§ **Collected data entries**
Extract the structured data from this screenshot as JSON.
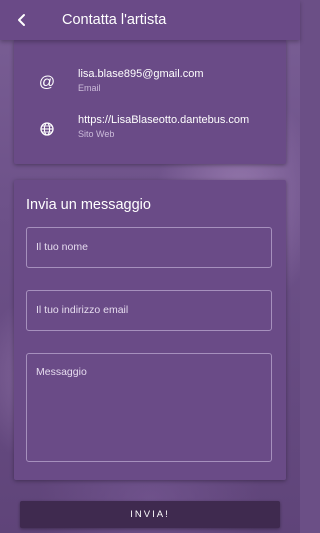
{
  "appbar": {
    "title": "Contatta l'artista",
    "back_icon": "arrow-back-icon"
  },
  "contacts": [
    {
      "value": "lisa.blase895@gmail.com",
      "label": "Email",
      "icon": "at-icon"
    },
    {
      "value": "https://LisaBlaseotto.dantebus.com",
      "label": "Sito Web",
      "icon": "globe-icon"
    }
  ],
  "form": {
    "title": "Invia un messaggio",
    "name_placeholder": "Il tuo nome",
    "email_placeholder": "Il tuo indirizzo email",
    "message_placeholder": "Messaggio",
    "submit_label": "INVIA!"
  },
  "colors": {
    "accent": "#6a4a87",
    "button": "#3f2a4f",
    "text": "#ffffff"
  }
}
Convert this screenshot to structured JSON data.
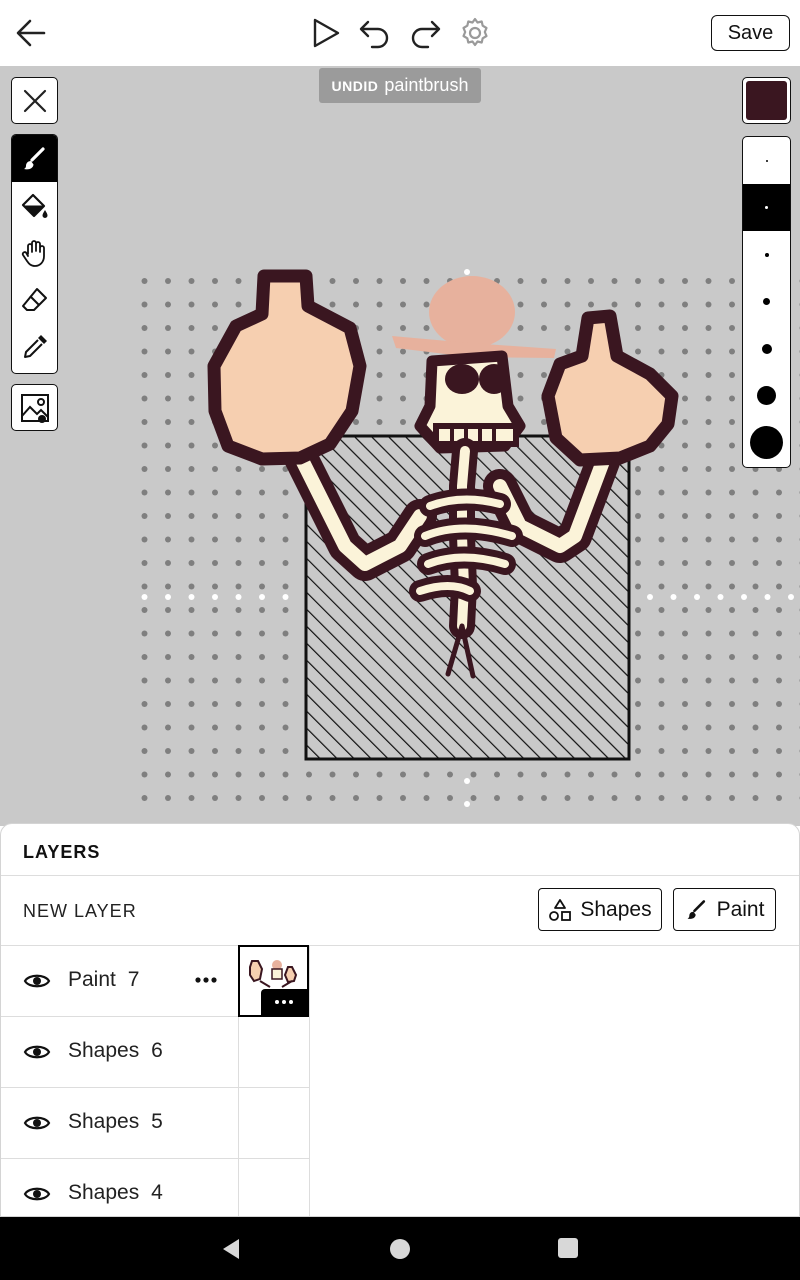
{
  "toolbar": {
    "save_label": "Save",
    "icons": [
      "back-arrow-icon",
      "play-icon",
      "undo-icon",
      "redo-icon",
      "gear-icon"
    ]
  },
  "toast": {
    "action": "UNDID",
    "tool": "paintbrush"
  },
  "canvas": {
    "background": "#c9c9c9",
    "tools": [
      "paintbrush",
      "paint-bucket",
      "hand",
      "eraser",
      "eyedropper"
    ],
    "active_tool": "paintbrush",
    "current_color": "#3a1620",
    "brush_sizes_count": 7,
    "active_brush_size_index": 1
  },
  "layers": {
    "title": "LAYERS",
    "new_layer_label": "NEW LAYER",
    "shapes_button": "Shapes",
    "paint_button": "Paint",
    "items": [
      {
        "name": "Paint",
        "number": "7"
      },
      {
        "name": "Shapes",
        "number": "6"
      },
      {
        "name": "Shapes",
        "number": "5"
      },
      {
        "name": "Shapes",
        "number": "4"
      }
    ]
  },
  "navbar": {
    "icons": [
      "nav-back-icon",
      "nav-home-icon",
      "nav-recents-icon"
    ]
  }
}
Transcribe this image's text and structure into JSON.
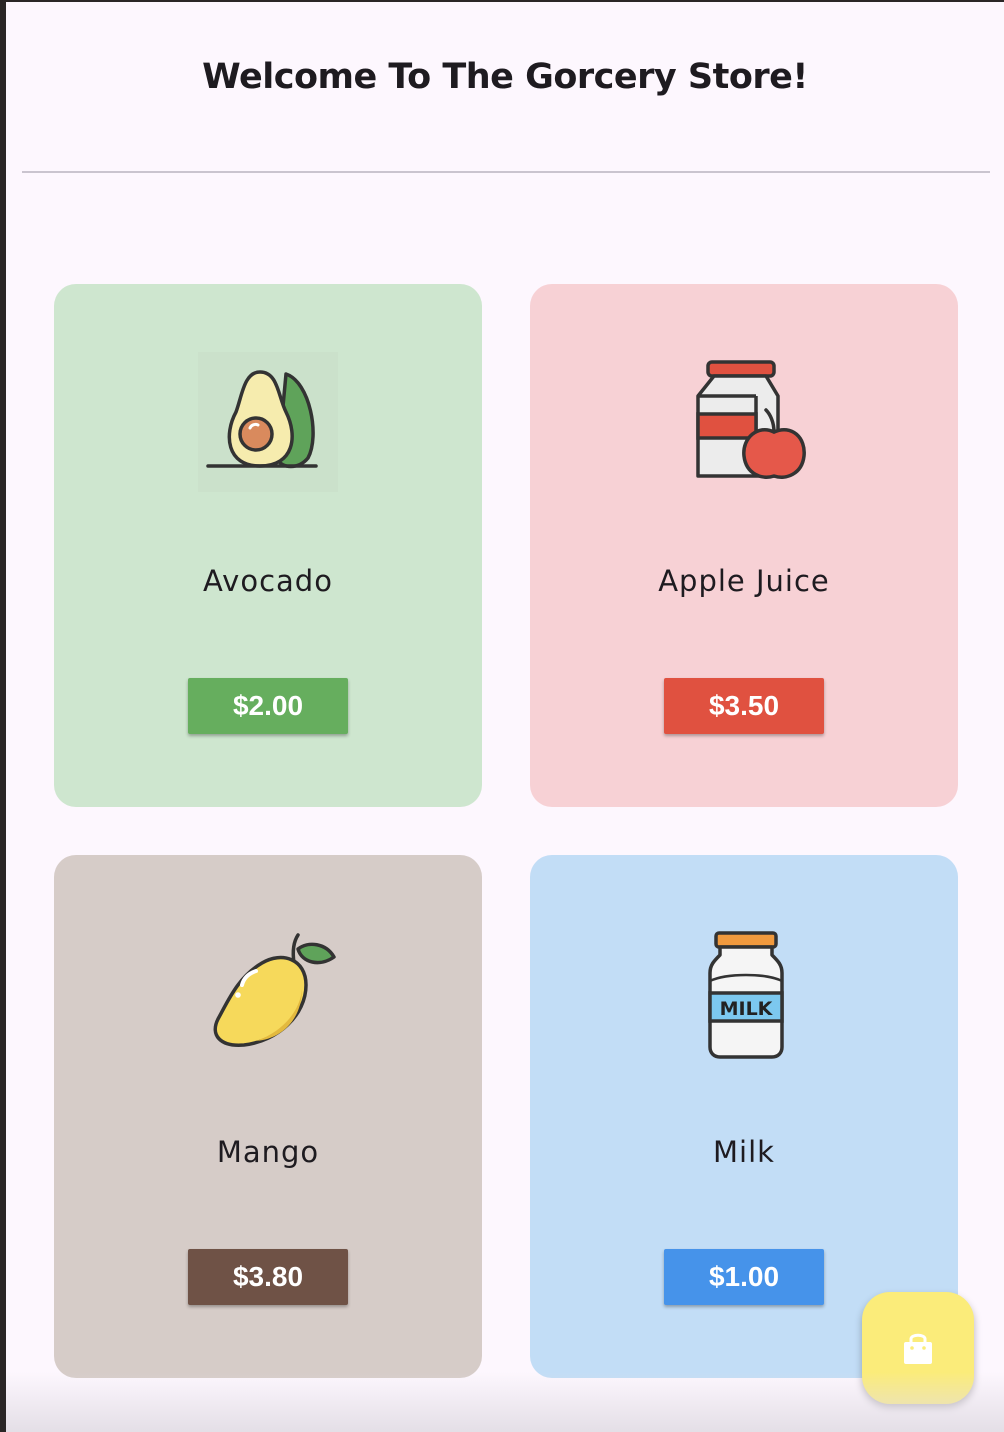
{
  "header": {
    "title": "Welcome To The Gorcery Store!"
  },
  "products": [
    {
      "name": "Avocado",
      "price": "$2.00",
      "icon": "avocado-icon",
      "card_color": "#cee6cf",
      "button_color": "#66ae5e"
    },
    {
      "name": "Apple Juice",
      "price": "$3.50",
      "icon": "apple-juice-icon",
      "card_color": "#f7d1d5",
      "button_color": "#e05140"
    },
    {
      "name": "Mango",
      "price": "$3.80",
      "icon": "mango-icon",
      "card_color": "#d6ccc8",
      "button_color": "#6f5246"
    },
    {
      "name": "Milk",
      "price": "$1.00",
      "icon": "milk-icon",
      "card_color": "#c2ddf6",
      "button_color": "#4693ea"
    }
  ],
  "cart_button": {
    "icon": "shopping-bag-icon",
    "color": "#fbec7a"
  }
}
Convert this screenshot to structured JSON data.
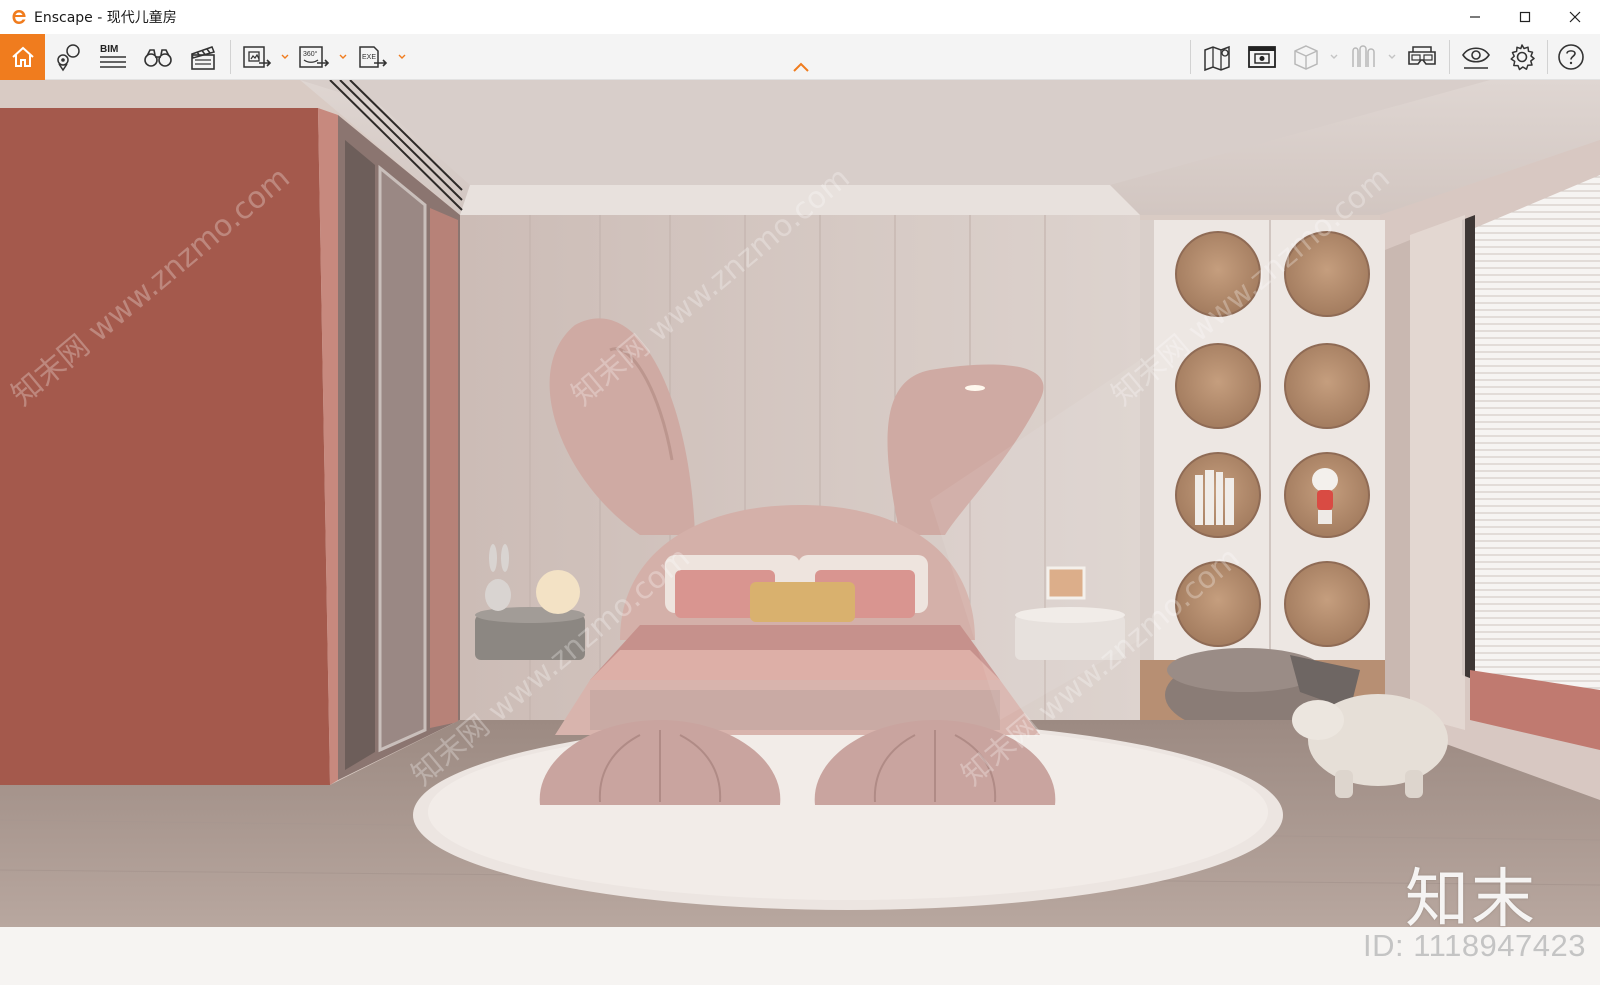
{
  "window": {
    "title": "Enscape - 现代儿童房",
    "minimize_label": "–",
    "maximize_label": "☐",
    "close_label": "✕"
  },
  "toolbar": {
    "bim_label": "BIM",
    "render_360_label": "360°",
    "exe_label": "EXE",
    "accent_color": "#f07c1e",
    "left_tools": [
      "home-icon",
      "map-pin-icon",
      "bim-icon",
      "binoculars-icon",
      "clapperboard-icon",
      "export-image-icon",
      "export-panorama-icon",
      "export-exe-icon"
    ],
    "right_tools": [
      "map-icon",
      "screenshot-icon",
      "cube-icon",
      "asset-library-icon",
      "vr-headset-icon",
      "visual-settings-icon",
      "gear-icon",
      "help-icon"
    ]
  },
  "viewport": {
    "watermark_diagonal": "知末网 www.znzmo.com",
    "watermark_logo": "知末",
    "watermark_id": "ID: 1118947423"
  }
}
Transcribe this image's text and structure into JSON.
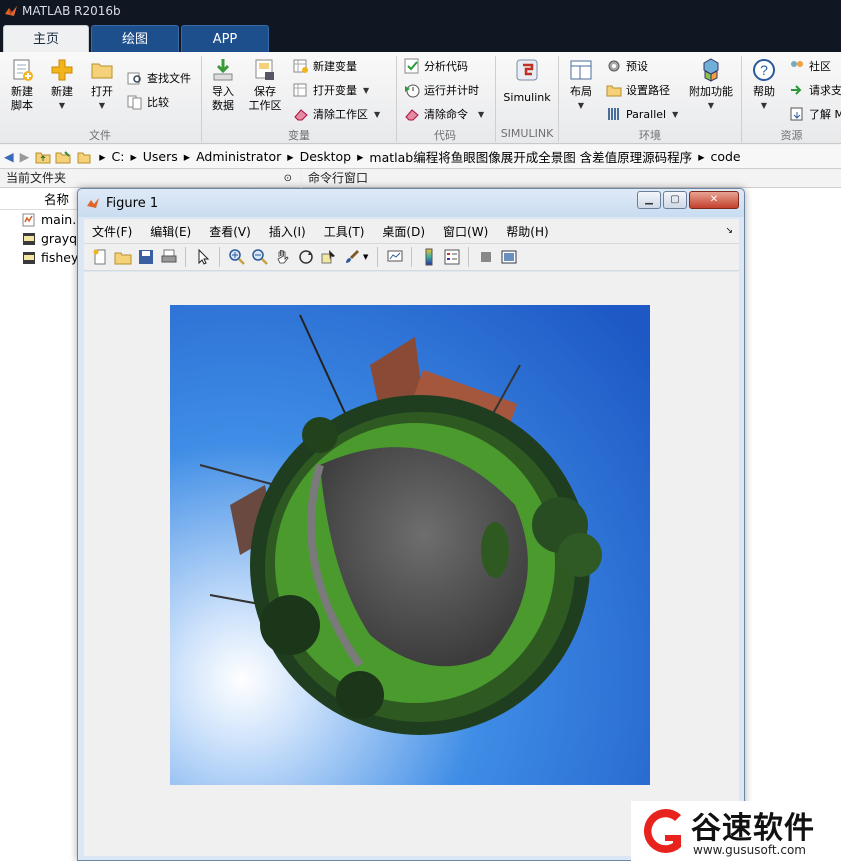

§ **What the task requires**
Using the listing above, pick out each line that contains the word "screenshot", then copy it.

§ **Task answer**
Extract the structured data from this screenshot as JSON.
Convert this screenshot to structured JSON data.
Convert this screenshot to structured JSON data.
      "screenshot-icon",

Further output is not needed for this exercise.